Data records:
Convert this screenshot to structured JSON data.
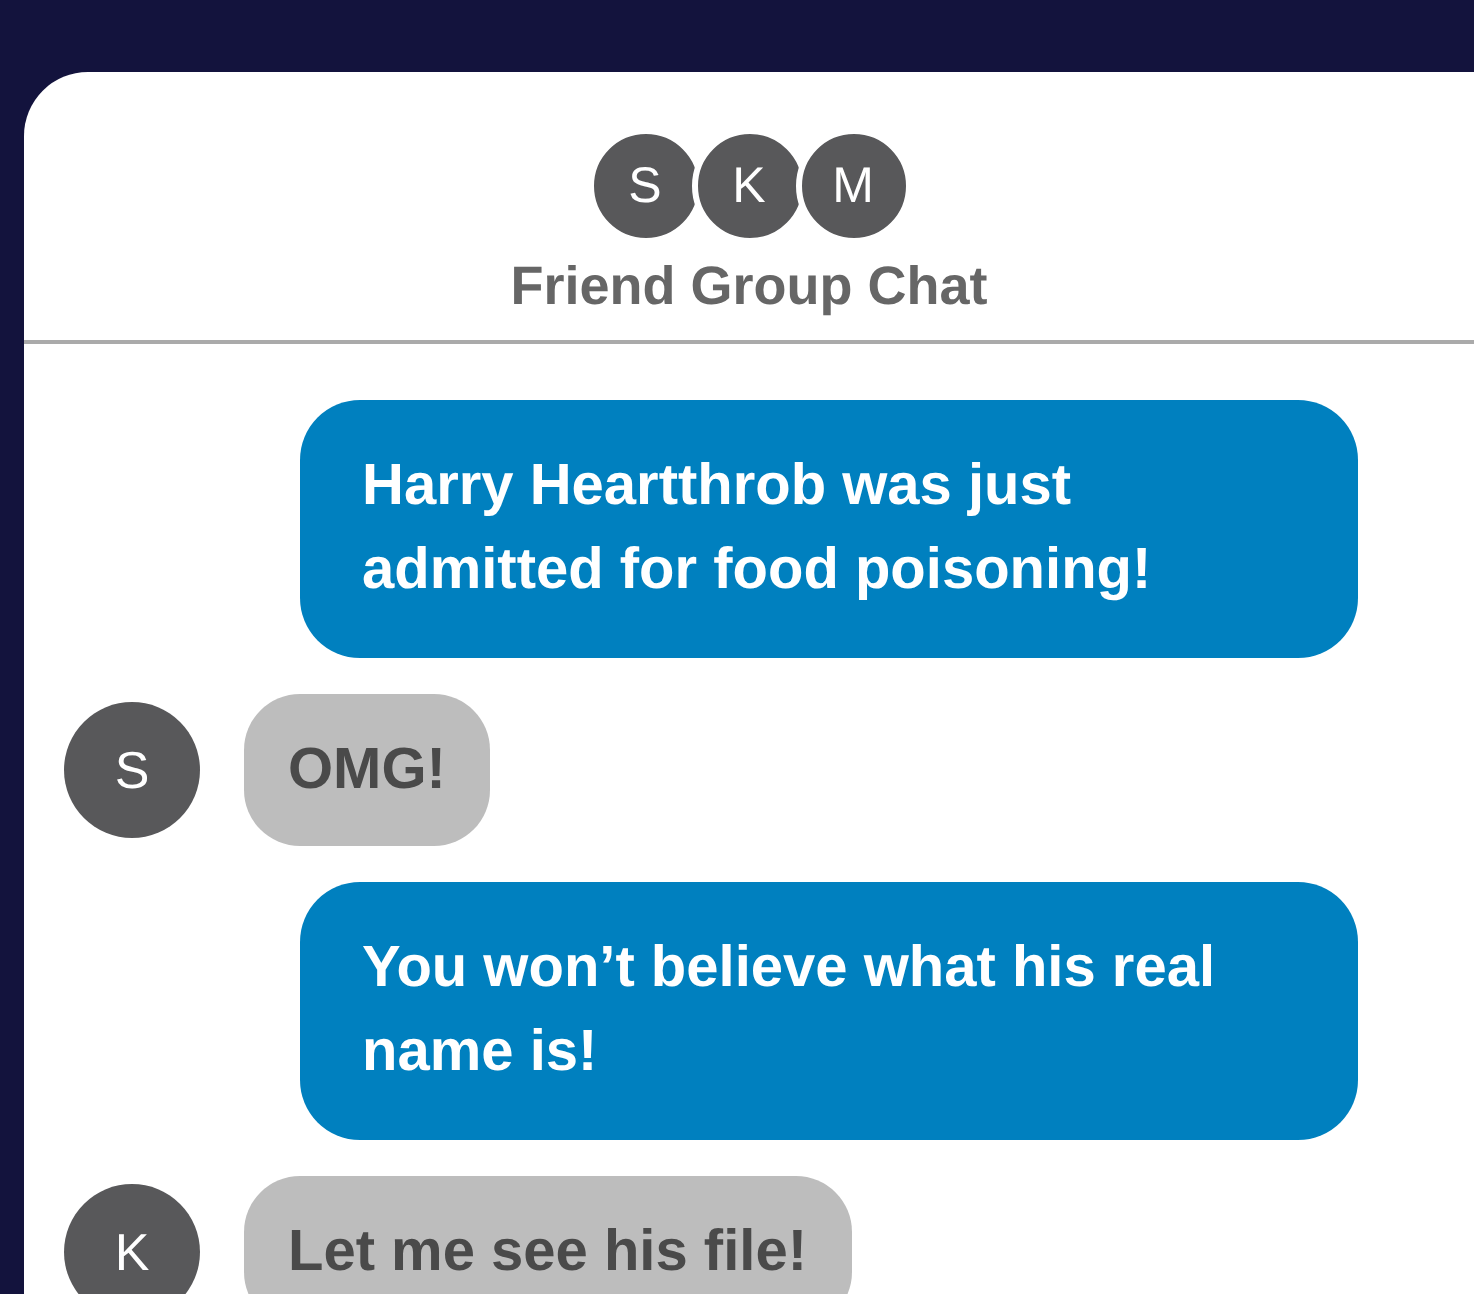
{
  "header": {
    "avatars": [
      "S",
      "K",
      "M"
    ],
    "title": "Friend Group Chat"
  },
  "messages": [
    {
      "kind": "sent",
      "text": "Harry Heartthrob was just admitted for food poisoning!"
    },
    {
      "kind": "received",
      "sender": "S",
      "text": "OMG!"
    },
    {
      "kind": "sent",
      "text": "You won’t believe what his real name is!"
    },
    {
      "kind": "received",
      "sender": "K",
      "text": "Let me see his file!"
    }
  ]
}
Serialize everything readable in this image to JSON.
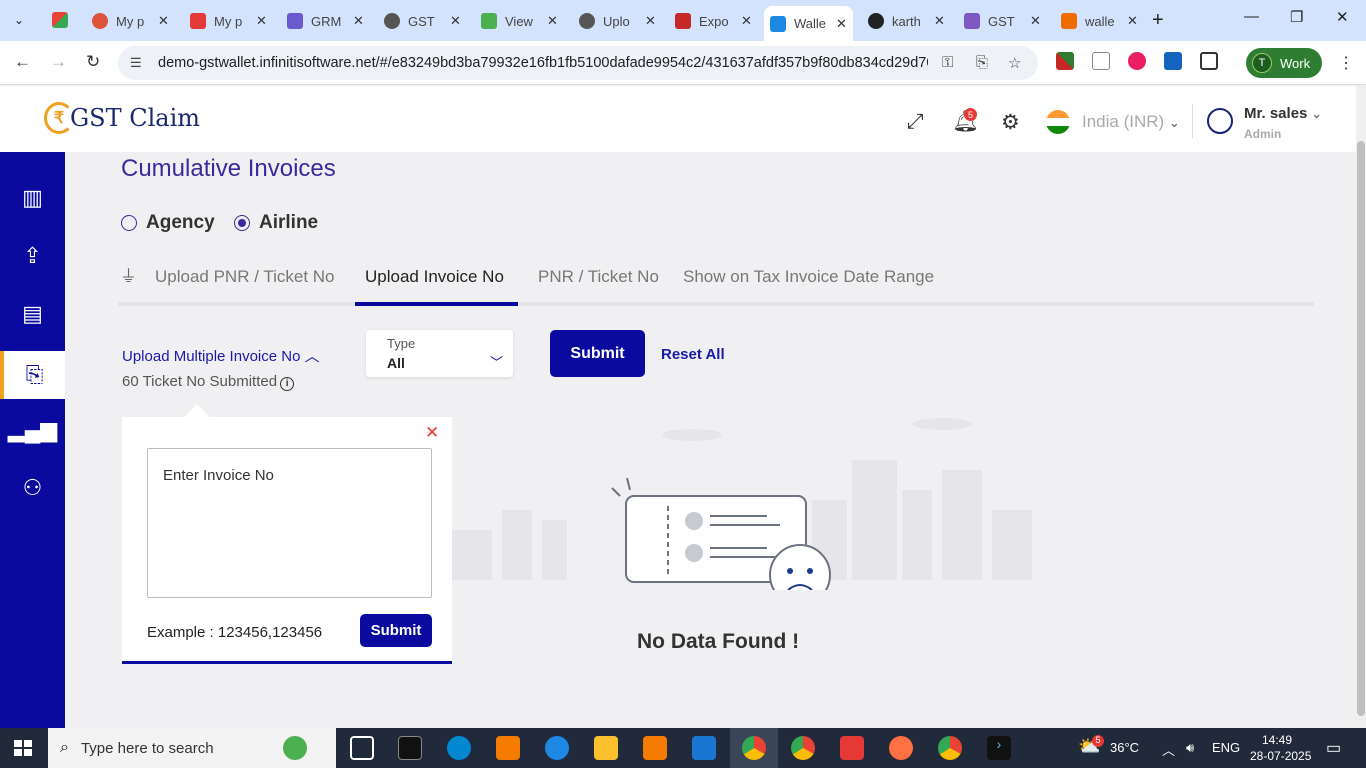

Problem to work on: Write out the listing word for word, omitting the pictures it holds.

Response to the task:
Convert this screenshot to structured JSON data.
{
  "header": {
    "avatars": [
      "S",
      "K",
      "M"
    ],
    "title": "Friend Group Chat"
  },
  "messages": [
    {
      "kind": "sent",
      "text": "Harry Heartthrob was just admitted for food poisoning!"
    },
    {
      "kind": "received",
      "sender": "S",
      "text": "OMG!"
    },
    {
      "kind": "sent",
      "text": "You won’t believe what his real name is!"
    },
    {
      "kind": "received",
      "sender": "K",
      "text": "Let me see his file!"
    }
  ]
}
Serialize everything readable in this image to JSON.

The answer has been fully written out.